Retype each entry below, keeping every character the same.

┄┄┄┄┄┄┄┄┄┄┄┄┄┄┄┄┄┄┄┄

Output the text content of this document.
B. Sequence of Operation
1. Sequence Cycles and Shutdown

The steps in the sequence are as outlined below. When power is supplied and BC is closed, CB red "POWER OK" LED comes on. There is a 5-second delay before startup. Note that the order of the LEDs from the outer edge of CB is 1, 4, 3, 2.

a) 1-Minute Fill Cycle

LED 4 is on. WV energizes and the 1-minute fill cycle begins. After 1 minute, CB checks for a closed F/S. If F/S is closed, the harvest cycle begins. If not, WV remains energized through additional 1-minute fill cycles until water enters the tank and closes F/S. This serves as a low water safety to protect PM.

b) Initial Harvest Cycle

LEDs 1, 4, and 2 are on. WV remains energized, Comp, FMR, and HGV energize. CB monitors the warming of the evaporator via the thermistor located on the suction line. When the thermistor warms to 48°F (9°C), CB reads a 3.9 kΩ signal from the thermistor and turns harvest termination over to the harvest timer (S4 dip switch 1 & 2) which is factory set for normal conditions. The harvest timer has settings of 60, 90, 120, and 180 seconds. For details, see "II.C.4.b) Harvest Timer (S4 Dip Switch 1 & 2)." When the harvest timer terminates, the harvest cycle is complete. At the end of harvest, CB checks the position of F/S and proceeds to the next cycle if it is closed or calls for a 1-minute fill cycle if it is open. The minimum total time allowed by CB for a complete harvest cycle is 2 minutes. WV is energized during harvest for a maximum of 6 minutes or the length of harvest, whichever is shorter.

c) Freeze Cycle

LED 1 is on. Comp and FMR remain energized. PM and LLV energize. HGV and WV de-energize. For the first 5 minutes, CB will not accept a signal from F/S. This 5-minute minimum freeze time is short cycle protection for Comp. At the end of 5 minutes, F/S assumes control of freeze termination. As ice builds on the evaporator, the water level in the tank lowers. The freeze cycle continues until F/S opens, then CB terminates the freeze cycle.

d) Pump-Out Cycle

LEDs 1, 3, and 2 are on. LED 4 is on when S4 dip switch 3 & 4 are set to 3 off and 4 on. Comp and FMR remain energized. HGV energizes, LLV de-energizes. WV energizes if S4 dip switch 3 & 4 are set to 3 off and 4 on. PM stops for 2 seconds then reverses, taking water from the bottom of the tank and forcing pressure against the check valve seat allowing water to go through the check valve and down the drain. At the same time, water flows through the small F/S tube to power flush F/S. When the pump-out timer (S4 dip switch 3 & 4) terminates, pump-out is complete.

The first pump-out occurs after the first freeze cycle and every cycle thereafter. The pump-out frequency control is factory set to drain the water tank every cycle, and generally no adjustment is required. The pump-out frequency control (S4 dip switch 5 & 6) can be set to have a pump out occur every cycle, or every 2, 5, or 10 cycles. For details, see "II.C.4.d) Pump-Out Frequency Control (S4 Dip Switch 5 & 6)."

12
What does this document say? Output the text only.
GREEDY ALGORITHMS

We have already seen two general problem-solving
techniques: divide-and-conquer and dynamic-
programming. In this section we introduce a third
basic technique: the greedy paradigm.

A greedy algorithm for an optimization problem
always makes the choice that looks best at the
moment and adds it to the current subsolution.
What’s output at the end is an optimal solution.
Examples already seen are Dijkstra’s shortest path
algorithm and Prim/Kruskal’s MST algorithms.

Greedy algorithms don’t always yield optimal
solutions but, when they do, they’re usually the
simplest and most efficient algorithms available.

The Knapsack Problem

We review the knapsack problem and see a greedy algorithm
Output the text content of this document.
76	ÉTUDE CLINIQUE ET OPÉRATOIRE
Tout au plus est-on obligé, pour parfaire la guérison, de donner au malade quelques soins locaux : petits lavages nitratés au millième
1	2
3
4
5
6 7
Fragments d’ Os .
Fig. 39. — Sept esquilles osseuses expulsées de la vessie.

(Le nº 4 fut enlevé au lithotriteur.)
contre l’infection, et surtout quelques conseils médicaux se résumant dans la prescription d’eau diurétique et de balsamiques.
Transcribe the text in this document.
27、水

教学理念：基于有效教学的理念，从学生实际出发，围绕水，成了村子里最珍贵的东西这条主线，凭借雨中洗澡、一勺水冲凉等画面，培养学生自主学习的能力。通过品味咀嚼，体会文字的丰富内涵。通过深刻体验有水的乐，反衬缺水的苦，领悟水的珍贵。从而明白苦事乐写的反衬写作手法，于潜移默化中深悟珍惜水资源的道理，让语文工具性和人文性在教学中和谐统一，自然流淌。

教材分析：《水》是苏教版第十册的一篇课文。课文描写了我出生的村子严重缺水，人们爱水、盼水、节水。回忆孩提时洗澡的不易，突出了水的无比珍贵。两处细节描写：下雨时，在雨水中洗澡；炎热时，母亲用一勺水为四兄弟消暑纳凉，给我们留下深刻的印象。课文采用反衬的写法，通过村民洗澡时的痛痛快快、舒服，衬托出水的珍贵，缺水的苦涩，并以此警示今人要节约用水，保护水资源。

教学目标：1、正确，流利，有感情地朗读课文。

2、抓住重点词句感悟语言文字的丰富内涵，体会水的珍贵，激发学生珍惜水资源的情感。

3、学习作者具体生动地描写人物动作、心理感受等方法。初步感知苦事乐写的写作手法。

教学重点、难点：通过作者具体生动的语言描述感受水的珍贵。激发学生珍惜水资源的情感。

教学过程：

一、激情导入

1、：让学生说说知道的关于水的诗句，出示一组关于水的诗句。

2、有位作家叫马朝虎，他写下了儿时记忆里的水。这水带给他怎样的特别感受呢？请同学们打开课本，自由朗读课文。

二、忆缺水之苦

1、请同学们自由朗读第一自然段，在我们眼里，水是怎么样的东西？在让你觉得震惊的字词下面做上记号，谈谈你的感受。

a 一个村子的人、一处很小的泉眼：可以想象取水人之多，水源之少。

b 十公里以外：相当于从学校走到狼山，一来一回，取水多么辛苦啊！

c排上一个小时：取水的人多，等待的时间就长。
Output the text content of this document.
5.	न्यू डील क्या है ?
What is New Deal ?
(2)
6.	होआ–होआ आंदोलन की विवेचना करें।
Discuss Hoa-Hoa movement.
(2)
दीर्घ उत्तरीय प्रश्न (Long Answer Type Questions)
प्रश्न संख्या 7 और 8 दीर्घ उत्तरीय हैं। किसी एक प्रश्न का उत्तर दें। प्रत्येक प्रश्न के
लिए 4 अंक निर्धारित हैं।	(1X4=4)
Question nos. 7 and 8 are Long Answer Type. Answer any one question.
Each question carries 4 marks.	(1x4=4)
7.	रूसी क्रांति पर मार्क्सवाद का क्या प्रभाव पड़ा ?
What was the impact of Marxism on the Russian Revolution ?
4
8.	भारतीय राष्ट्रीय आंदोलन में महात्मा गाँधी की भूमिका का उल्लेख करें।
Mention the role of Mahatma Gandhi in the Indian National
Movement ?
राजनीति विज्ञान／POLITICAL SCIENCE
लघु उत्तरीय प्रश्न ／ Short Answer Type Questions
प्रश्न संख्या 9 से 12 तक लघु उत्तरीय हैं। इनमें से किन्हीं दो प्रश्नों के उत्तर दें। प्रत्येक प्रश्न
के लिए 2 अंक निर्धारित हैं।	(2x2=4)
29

┄┄┄┄┄┄┄┄┄┄┄┄┄┄┄┄┄┄┄┄

> Written reply
Output the text content of this document.
B. Sequence of Operation
1. Sequence Cycles and Shutdown

The steps in the sequence are as outlined below. When power is supplied and BC is closed, CB red "POWER OK" LED comes on. There is a 5-second delay before startup. Note that the order of the LEDs from the outer edge of CB is 1, 4, 3, 2.

a) 1-Minute Fill Cycle

LED 4 is on. WV energizes and the 1-minute fill cycle begins. After 1 minute, CB checks for a closed F/S. If F/S is closed, the harvest cycle begins. If not, WV remains energized through additional 1-minute fill cycles until water enters the tank and closes F/S. This serves as a low water safety to protect PM.

b) Initial Harvest Cycle

LEDs 1, 4, and 2 are on. WV remains energized, Comp, FMR, and HGV energize. CB monitors the warming of the evaporator via the thermistor located on the suction line. When the thermistor warms to 48°F (9°C), CB reads a 3.9 kΩ signal from the thermistor and turns harvest termination over to the harvest timer (S4 dip switch 1 & 2) which is factory set for normal conditions. The harvest timer has settings of 60, 90, 120, and 180 seconds. For details, see "II.C.4.b) Harvest Timer (S4 Dip Switch 1 & 2)." When the harvest timer terminates, the harvest cycle is complete. At the end of harvest, CB checks the position of F/S and proceeds to the next cycle if it is closed or calls for a 1-minute fill cycle if it is open. The minimum total time allowed by CB for a complete harvest cycle is 2 minutes. WV is energized during harvest for a maximum of 6 minutes or the length of harvest, whichever is shorter.

c) Freeze Cycle

LED 1 is on. Comp and FMR remain energized. PM and LLV energize. HGV and WV de-energize. For the first 5 minutes, CB will not accept a signal from F/S. This 5-minute minimum freeze time is short cycle protection for Comp. At the end of 5 minutes, F/S assumes control of freeze termination. As ice builds on the evaporator, the water level in the tank lowers. The freeze cycle continues until F/S opens, then CB terminates the freeze cycle.

d) Pump-Out Cycle

LEDs 1, 3, and 2 are on. LED 4 is on when S4 dip switch 3 & 4 are set to 3 off and 4 on. Comp and FMR remain energized. HGV energizes, LLV de-energizes. WV energizes if S4 dip switch 3 & 4 are set to 3 off and 4 on. PM stops for 2 seconds then reverses, taking water from the bottom of the tank and forcing pressure against the check valve seat allowing water to go through the check valve and down the drain. At the same time, water flows through the small F/S tube to power flush F/S. When the pump-out timer (S4 dip switch 3 & 4) terminates, pump-out is complete.

The first pump-out occurs after the first freeze cycle and every cycle thereafter. The pump-out frequency control is factory set to drain the water tank every cycle, and generally no adjustment is required. The pump-out frequency control (S4 dip switch 5 & 6) can be set to have a pump out occur every cycle, or every 2, 5, or 10 cycles. For details, see "II.C.4.d) Pump-Out Frequency Control (S4 Dip Switch 5 & 6)."

12
What does this document say? Output the text only.
GREEDY ALGORITHMS

We have already seen two general problem-solving
techniques: divide-and-conquer and dynamic-
programming. In this section we introduce a third
basic technique: the greedy paradigm.

A greedy algorithm for an optimization problem
always makes the choice that looks best at the
moment and adds it to the current subsolution.
What’s output at the end is an optimal solution.
Examples already seen are Dijkstra’s shortest path
algorithm and Prim/Kruskal’s MST algorithms.

Greedy algorithms don’t always yield optimal
solutions but, when they do, they’re usually the
simplest and most efficient algorithms available.

The Knapsack Problem

We review the knapsack problem and see a greedy algorithm
Output the text content of this document.
76	ÉTUDE CLINIQUE ET OPÉRATOIRE
Tout au plus est-on obligé, pour parfaire la guérison, de donner au malade quelques soins locaux : petits lavages nitratés au millième
1	2
3
4
5
6 7
Fragments d’ Os .
Fig. 39. — Sept esquilles osseuses expulsées de la vessie.

(Le nº 4 fut enlevé au lithotriteur.)
contre l’infection, et surtout quelques conseils médicaux se résumant dans la prescription d’eau diurétique et de balsamiques.
Transcribe the text in this document.
27、水

教学理念：基于有效教学的理念，从学生实际出发，围绕水，成了村子里最珍贵的东西这条主线，凭借雨中洗澡、一勺水冲凉等画面，培养学生自主学习的能力。通过品味咀嚼，体会文字的丰富内涵。通过深刻体验有水的乐，反衬缺水的苦，领悟水的珍贵。从而明白苦事乐写的反衬写作手法，于潜移默化中深悟珍惜水资源的道理，让语文工具性和人文性在教学中和谐统一，自然流淌。

教材分析：《水》是苏教版第十册的一篇课文。课文描写了我出生的村子严重缺水，人们爱水、盼水、节水。回忆孩提时洗澡的不易，突出了水的无比珍贵。两处细节描写：下雨时，在雨水中洗澡；炎热时，母亲用一勺水为四兄弟消暑纳凉，给我们留下深刻的印象。课文采用反衬的写法，通过村民洗澡时的痛痛快快、舒服，衬托出水的珍贵，缺水的苦涩，并以此警示今人要节约用水，保护水资源。

教学目标：1、正确，流利，有感情地朗读课文。

2、抓住重点词句感悟语言文字的丰富内涵，体会水的珍贵，激发学生珍惜水资源的情感。

3、学习作者具体生动地描写人物动作、心理感受等方法。初步感知苦事乐写的写作手法。

教学重点、难点：通过作者具体生动的语言描述感受水的珍贵。激发学生珍惜水资源的情感。

教学过程：

一、激情导入

1、：让学生说说知道的关于水的诗句，出示一组关于水的诗句。

2、有位作家叫马朝虎，他写下了儿时记忆里的水。这水带给他怎样的特别感受呢？请同学们打开课本，自由朗读课文。

二、忆缺水之苦

1、请同学们自由朗读第一自然段，在我们眼里，水是怎么样的东西？在让你觉得震惊的字词下面做上记号，谈谈你的感受。

a 一个村子的人、一处很小的泉眼：可以想象取水人之多，水源之少。

b 十公里以外：相当于从学校走到狼山，一来一回，取水多么辛苦啊！

c排上一个小时：取水的人多，等待的时间就长。
Output the text content of this document.
5.	न्यू डील क्या है ?
What is New Deal ?
(2)
6.	होआ–होआ आंदोलन की विवेचना करें।
Discuss Hoa-Hoa movement.
(2)
दीर्घ उत्तरीय प्रश्न (Long Answer Type Questions)
प्रश्न संख्या 7 और 8 दीर्घ उत्तरीय हैं। किसी एक प्रश्न का उत्तर दें। प्रत्येक प्रश्न के
लिए 4 अंक निर्धारित हैं।	(1X4=4)
Question nos. 7 and 8 are Long Answer Type. Answer any one question.
Each question carries 4 marks.	(1x4=4)
7.	रूसी क्रांति पर मार्क्सवाद का क्या प्रभाव पड़ा ?
What was the impact of Marxism on the Russian Revolution ?
4
8.	भारतीय राष्ट्रीय आंदोलन में महात्मा गाँधी की भूमिका का उल्लेख करें।
Mention the role of Mahatma Gandhi in the Indian National
Movement ?
राजनीति विज्ञान／POLITICAL SCIENCE
लघु उत्तरीय प्रश्न ／ Short Answer Type Questions
प्रश्न संख्या 9 से 12 तक लघु उत्तरीय हैं। इनमें से किन्हीं दो प्रश्नों के उत्तर दें। प्रत्येक प्रश्न
के लिए 2 अंक निर्धारित हैं।	(2x2=4)
29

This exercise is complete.